Using the listing below, copy every line that mentions "filter".

►

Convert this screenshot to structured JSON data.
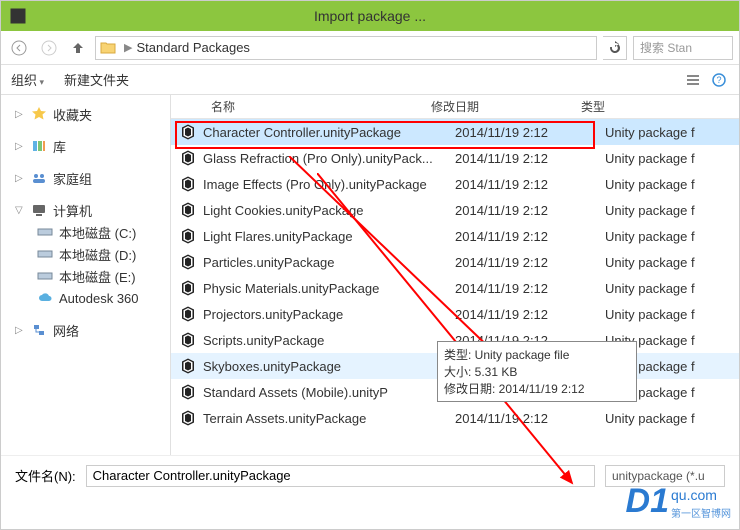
{
  "titlebar": {
    "title": "Import package ..."
  },
  "navbar": {
    "breadcrumb": "Standard Packages",
    "search_placeholder": "搜索 Stan"
  },
  "toolbar": {
    "organize": "组织",
    "new_folder": "新建文件夹"
  },
  "sidebar": {
    "favorites": "收藏夹",
    "libraries": "库",
    "homegroup": "家庭组",
    "computer": "计算机",
    "drives": [
      "本地磁盘 (C:)",
      "本地磁盘 (D:)",
      "本地磁盘 (E:)",
      "Autodesk 360"
    ],
    "network": "网络"
  },
  "columns": {
    "name": "名称",
    "date": "修改日期",
    "type": "类型"
  },
  "files": [
    {
      "name": "Character Controller.unityPackage",
      "date": "2014/11/19 2:12",
      "type": "Unity package f",
      "sel": true
    },
    {
      "name": "Glass Refraction (Pro Only).unityPack...",
      "date": "2014/11/19 2:12",
      "type": "Unity package f"
    },
    {
      "name": "Image Effects (Pro Only).unityPackage",
      "date": "2014/11/19 2:12",
      "type": "Unity package f"
    },
    {
      "name": "Light Cookies.unityPackage",
      "date": "2014/11/19 2:12",
      "type": "Unity package f"
    },
    {
      "name": "Light Flares.unityPackage",
      "date": "2014/11/19 2:12",
      "type": "Unity package f"
    },
    {
      "name": "Particles.unityPackage",
      "date": "2014/11/19 2:12",
      "type": "Unity package f"
    },
    {
      "name": "Physic Materials.unityPackage",
      "date": "2014/11/19 2:12",
      "type": "Unity package f"
    },
    {
      "name": "Projectors.unityPackage",
      "date": "2014/11/19 2:12",
      "type": "Unity package f"
    },
    {
      "name": "Scripts.unityPackage",
      "date": "2014/11/19 2:12",
      "type": "Unity package f"
    },
    {
      "name": "Skyboxes.unityPackage",
      "date": "",
      "type": "Unity package f",
      "hover": true
    },
    {
      "name": "Standard Assets (Mobile).unityP",
      "date": "",
      "type": "Unity package f"
    },
    {
      "name": "Terrain Assets.unityPackage",
      "date": "2014/11/19 2:12",
      "type": "Unity package f"
    }
  ],
  "tooltip": {
    "line1": "类型: Unity package file",
    "line2": "大小: 5.31 KB",
    "line3": "修改日期: 2014/11/19 2:12"
  },
  "footer": {
    "label": "文件名(N):",
    "value": "Character Controller.unityPackage",
    "filter": "unitypackage (*.u"
  },
  "watermark": {
    "d1": "D1",
    "domain": "qu.com",
    "cn": "第一区智博网"
  }
}
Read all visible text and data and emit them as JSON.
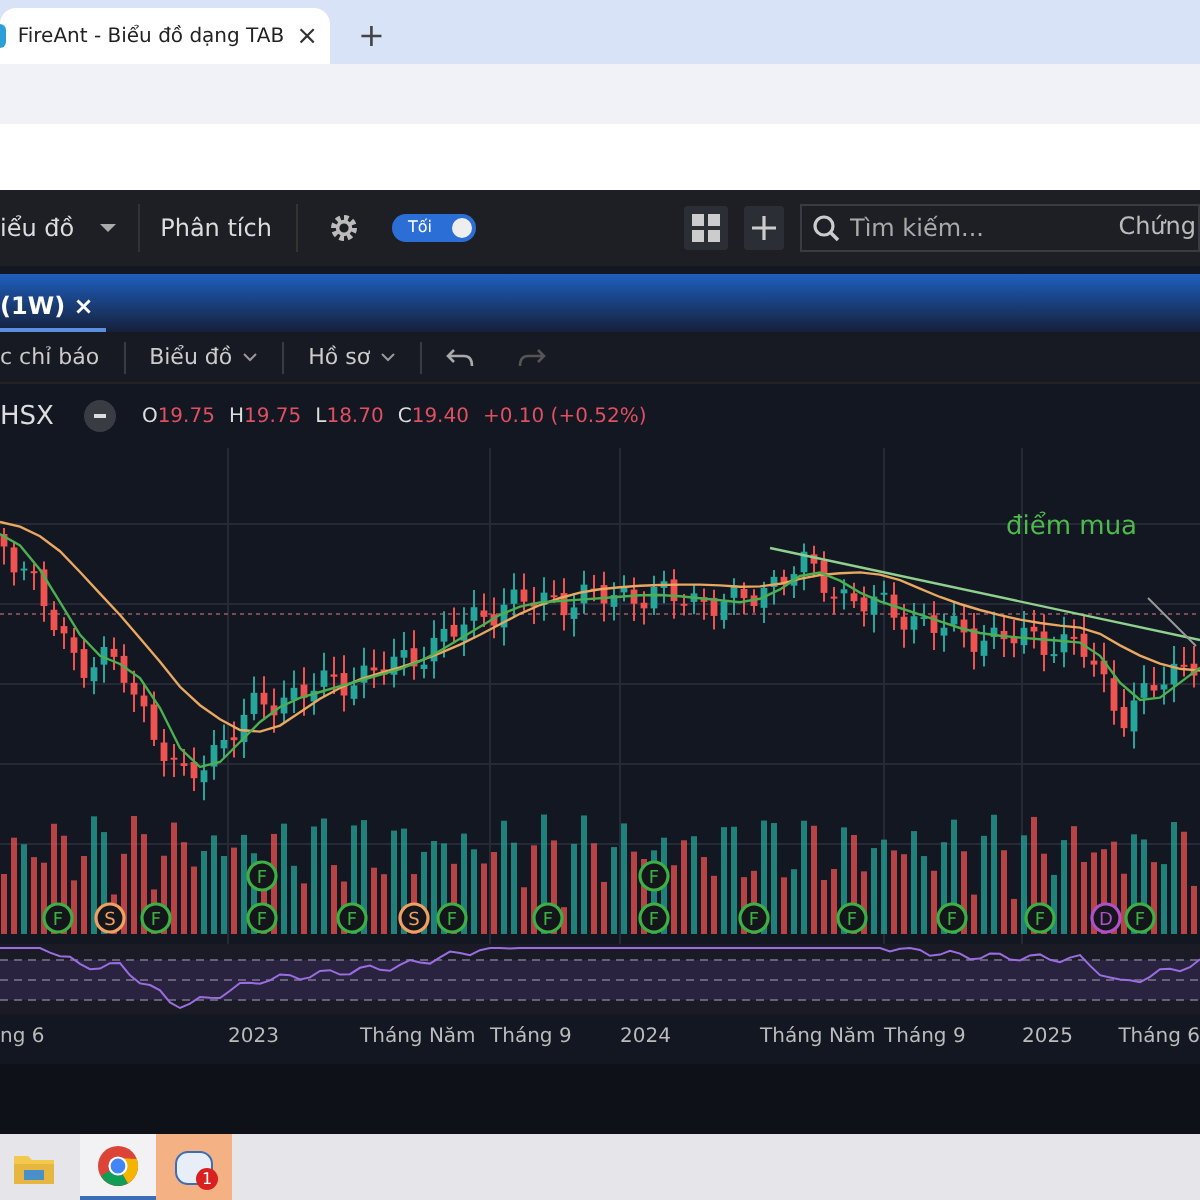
{
  "browser": {
    "tab_title": "FireAnt - Biểu đồ dạng TAB",
    "close": "×",
    "new_tab": "+"
  },
  "toolbar": {
    "chart_menu": "iểu đồ",
    "analysis": "Phân tích",
    "theme_toggle": {
      "label": "Tối",
      "on": true
    },
    "search": {
      "placeholder": "Tìm kiếm..."
    },
    "filter": "Chứng"
  },
  "chart_tab": {
    "label": "(1W)",
    "close": "×"
  },
  "chart_toolbar": {
    "indicators": "c chỉ báo",
    "chart_type": "Biểu đồ",
    "profile": "Hồ sơ"
  },
  "legend": {
    "exchange": "HSX",
    "ohlc": [
      {
        "label": "O",
        "value": "19.75"
      },
      {
        "label": "H",
        "value": "19.75"
      },
      {
        "label": "L",
        "value": "18.70"
      },
      {
        "label": "C",
        "value": "19.40"
      }
    ],
    "change": "+0.10 (+0.52%)"
  },
  "annotation": "điểm mua",
  "events": [
    {
      "label": "F",
      "color": "#3cb043"
    },
    {
      "label": "F",
      "color": "#3cb043"
    },
    {
      "label": "F",
      "color": "#3cb043"
    },
    {
      "label": "S",
      "color": "#f0a060"
    },
    {
      "label": "F",
      "color": "#3cb043"
    },
    {
      "label": "F",
      "color": "#3cb043"
    },
    {
      "label": "F",
      "color": "#3cb043"
    },
    {
      "label": "S",
      "color": "#f0a060"
    },
    {
      "label": "F",
      "color": "#3cb043"
    },
    {
      "label": "F",
      "color": "#3cb043"
    },
    {
      "label": "F",
      "color": "#3cb043"
    },
    {
      "label": "F",
      "color": "#3cb043"
    },
    {
      "label": "F",
      "color": "#3cb043"
    },
    {
      "label": "F",
      "color": "#3cb043"
    },
    {
      "label": "F",
      "color": "#3cb043"
    },
    {
      "label": "D",
      "color": "#b050c8"
    },
    {
      "label": "F",
      "color": "#3cb043"
    }
  ],
  "x_axis": [
    "ng 6",
    "2023",
    "Tháng Năm",
    "Tháng 9",
    "2024",
    "Tháng Năm",
    "Tháng 9",
    "2025",
    "Tháng 6"
  ],
  "taskbar": {
    "badge": "1"
  }
}
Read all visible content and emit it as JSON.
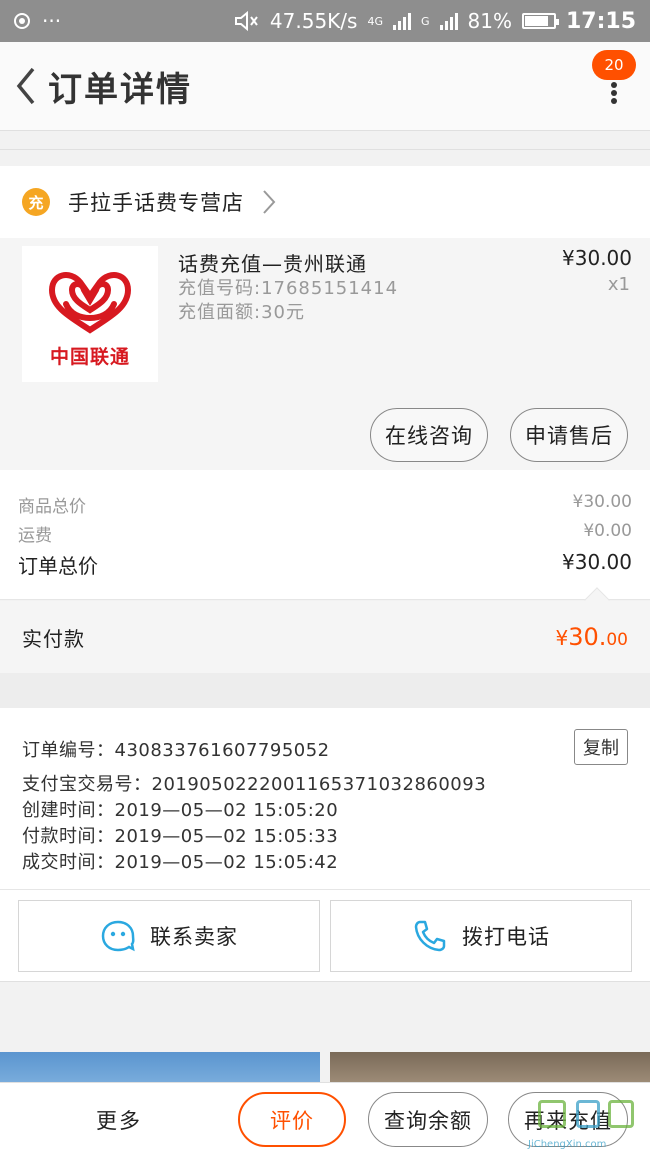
{
  "status_bar": {
    "dots": "···",
    "speed": "47.55K/s",
    "network_4g": "4G",
    "network_g": "G",
    "battery": "81%",
    "battery_level": 0.81,
    "time": "17:15"
  },
  "header": {
    "title": "订单详情",
    "badge_count": "20"
  },
  "shop": {
    "logo_glyph": "充",
    "name": "手拉手话费专营店"
  },
  "product": {
    "thumb_text": "中国联通",
    "title": "话费充值—贵州联通",
    "phone_line": "充值号码:17685151414",
    "amount_line": "充值面额:30元",
    "price": "¥30.00",
    "qty": "x1",
    "btn_consult": "在线咨询",
    "btn_aftersale": "申请售后"
  },
  "summary": {
    "goods_label": "商品总价",
    "goods_value": "¥30.00",
    "shipping_label": "运费",
    "shipping_value": "¥0.00",
    "total_label": "订单总价",
    "total_value": "¥30.00"
  },
  "paid": {
    "label": "实付款",
    "yen": "¥",
    "amount_main": "30.",
    "amount_decimal": "00"
  },
  "order_info": {
    "order_no": "订单编号：430833761607795052",
    "alipay_no": "支付宝交易号：2019050222001165371032860093",
    "created": "创建时间：2019—05—02 15:05:20",
    "paid": "付款时间：2019—05—02 15:05:33",
    "completed": "成交时间：2019—05—02 15:05:42",
    "copy_label": "复制"
  },
  "contact": {
    "seller_label": "联系卖家",
    "phone_label": "拨打电话"
  },
  "bottom_bar": {
    "more": "更多",
    "review": "评价",
    "balance": "查询余额",
    "recharge": "再来充值"
  },
  "watermark": {
    "text": "JiChengXin.com"
  },
  "colors": {
    "accent": "#ff5000",
    "unicom_red": "#d71920",
    "chat_blue": "#2aa8e0"
  }
}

◄

# Solution to this task:
    "filter": "unitypackage (*.u"
    "filter": "Chứng"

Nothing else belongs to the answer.